— Start Given information —

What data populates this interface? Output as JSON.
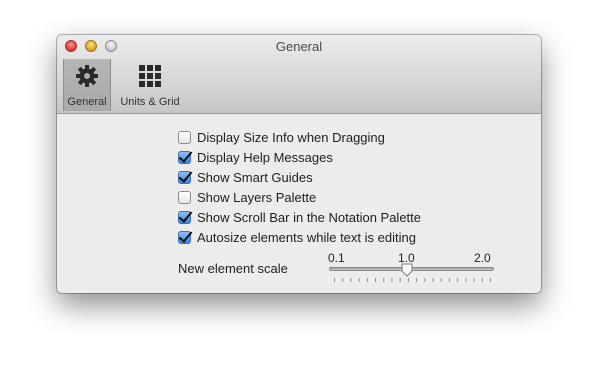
{
  "window": {
    "title": "General"
  },
  "toolbar": {
    "items": [
      {
        "label": "General",
        "icon": "gear-icon",
        "selected": true
      },
      {
        "label": "Units & Grid",
        "icon": "grid-icon",
        "selected": false
      }
    ]
  },
  "options": [
    {
      "label": "Display Size Info when Dragging",
      "checked": false
    },
    {
      "label": "Display Help Messages",
      "checked": true
    },
    {
      "label": "Show Smart Guides",
      "checked": true
    },
    {
      "label": "Show Layers Palette",
      "checked": false
    },
    {
      "label": "Show Scroll Bar in the Notation Palette",
      "checked": true
    },
    {
      "label": "Autosize elements while text is editing",
      "checked": true
    }
  ],
  "scale": {
    "label": "New element scale",
    "min_label": "0.1",
    "mid_label": "1.0",
    "max_label": "2.0",
    "min": 0.1,
    "max": 2.0,
    "value": 1.0,
    "tick_count": 20
  },
  "colors": {
    "checkbox_checked": "#3c83d8",
    "close_button": "#e0443a",
    "minimize_button": "#e6a62c",
    "zoom_button": "#cfcfcf"
  }
}
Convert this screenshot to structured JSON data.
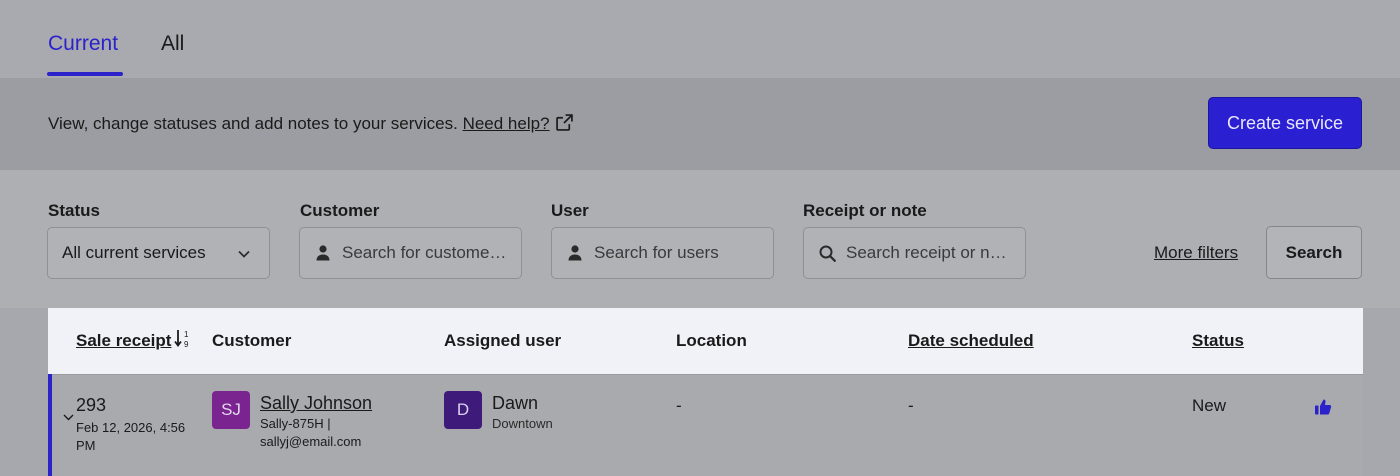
{
  "tabs": [
    {
      "label": "Current",
      "active": true
    },
    {
      "label": "All",
      "active": false
    }
  ],
  "banner": {
    "text": "View, change statuses and add notes to your services.",
    "help_link": "Need help?",
    "external_icon": "external-link-icon",
    "create_button": "Create service"
  },
  "filters": {
    "status": {
      "label": "Status",
      "value": "All current services"
    },
    "customer": {
      "label": "Customer",
      "placeholder": "Search for custome…"
    },
    "user": {
      "label": "User",
      "placeholder": "Search for users"
    },
    "receipt": {
      "label": "Receipt or note",
      "placeholder": "Search receipt or n…"
    },
    "more_filters": "More filters",
    "search_button": "Search"
  },
  "table": {
    "headers": {
      "sale_receipt": "Sale receipt",
      "customer": "Customer",
      "assigned_user": "Assigned user",
      "location": "Location",
      "date_scheduled": "Date scheduled",
      "status": "Status"
    },
    "sort_icon": "sort-ascending-icon",
    "rows": [
      {
        "receipt": "293",
        "date": "Feb 12, 2026, 4:56 PM",
        "customer_initials": "SJ",
        "customer_name": "Sally Johnson",
        "customer_line1": "Sally-875H |",
        "customer_line2": "sallyj@email.com",
        "user_initial": "D",
        "user_name": "Dawn",
        "user_location": "Downtown",
        "location": "-",
        "date_scheduled": "-",
        "status": "New"
      }
    ]
  },
  "colors": {
    "accent": "#2b23c9",
    "customer_avatar": "#7a2490",
    "user_avatar": "#3e1b7a"
  }
}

— End Given information —

**What needs to be done**. Without including any picture, retype the entries exactly.

**Problem solution**.
What data populates this interface? Output as JSON.
{
  "window": {
    "title": "General"
  },
  "toolbar": {
    "items": [
      {
        "label": "General",
        "icon": "gear-icon",
        "selected": true
      },
      {
        "label": "Units & Grid",
        "icon": "grid-icon",
        "selected": false
      }
    ]
  },
  "options": [
    {
      "label": "Display Size Info when Dragging",
      "checked": false
    },
    {
      "label": "Display Help Messages",
      "checked": true
    },
    {
      "label": "Show Smart Guides",
      "checked": true
    },
    {
      "label": "Show Layers Palette",
      "checked": false
    },
    {
      "label": "Show Scroll Bar in the Notation Palette",
      "checked": true
    },
    {
      "label": "Autosize elements while text is editing",
      "checked": true
    }
  ],
  "scale": {
    "label": "New element scale",
    "min_label": "0.1",
    "mid_label": "1.0",
    "max_label": "2.0",
    "min": 0.1,
    "max": 2.0,
    "value": 1.0,
    "tick_count": 20
  },
  "colors": {
    "checkbox_checked": "#3c83d8",
    "close_button": "#e0443a",
    "minimize_button": "#e6a62c",
    "zoom_button": "#cfcfcf"
  }
}
Convert this screenshot to structured JSON data.
{
  "tabs": [
    {
      "label": "Current",
      "active": true
    },
    {
      "label": "All",
      "active": false
    }
  ],
  "banner": {
    "text": "View, change statuses and add notes to your services.",
    "help_link": "Need help?",
    "external_icon": "external-link-icon",
    "create_button": "Create service"
  },
  "filters": {
    "status": {
      "label": "Status",
      "value": "All current services"
    },
    "customer": {
      "label": "Customer",
      "placeholder": "Search for custome…"
    },
    "user": {
      "label": "User",
      "placeholder": "Search for users"
    },
    "receipt": {
      "label": "Receipt or note",
      "placeholder": "Search receipt or n…"
    },
    "more_filters": "More filters",
    "search_button": "Search"
  },
  "table": {
    "headers": {
      "sale_receipt": "Sale receipt",
      "customer": "Customer",
      "assigned_user": "Assigned user",
      "location": "Location",
      "date_scheduled": "Date scheduled",
      "status": "Status"
    },
    "sort_icon": "sort-ascending-icon",
    "rows": [
      {
        "receipt": "293",
        "date": "Feb 12, 2026, 4:56 PM",
        "customer_initials": "SJ",
        "customer_name": "Sally Johnson",
        "customer_line1": "Sally-875H |",
        "customer_line2": "sallyj@email.com",
        "user_initial": "D",
        "user_name": "Dawn",
        "user_location": "Downtown",
        "location": "-",
        "date_scheduled": "-",
        "status": "New"
      }
    ]
  },
  "colors": {
    "accent": "#2b23c9",
    "customer_avatar": "#7a2490",
    "user_avatar": "#3e1b7a"
  }
}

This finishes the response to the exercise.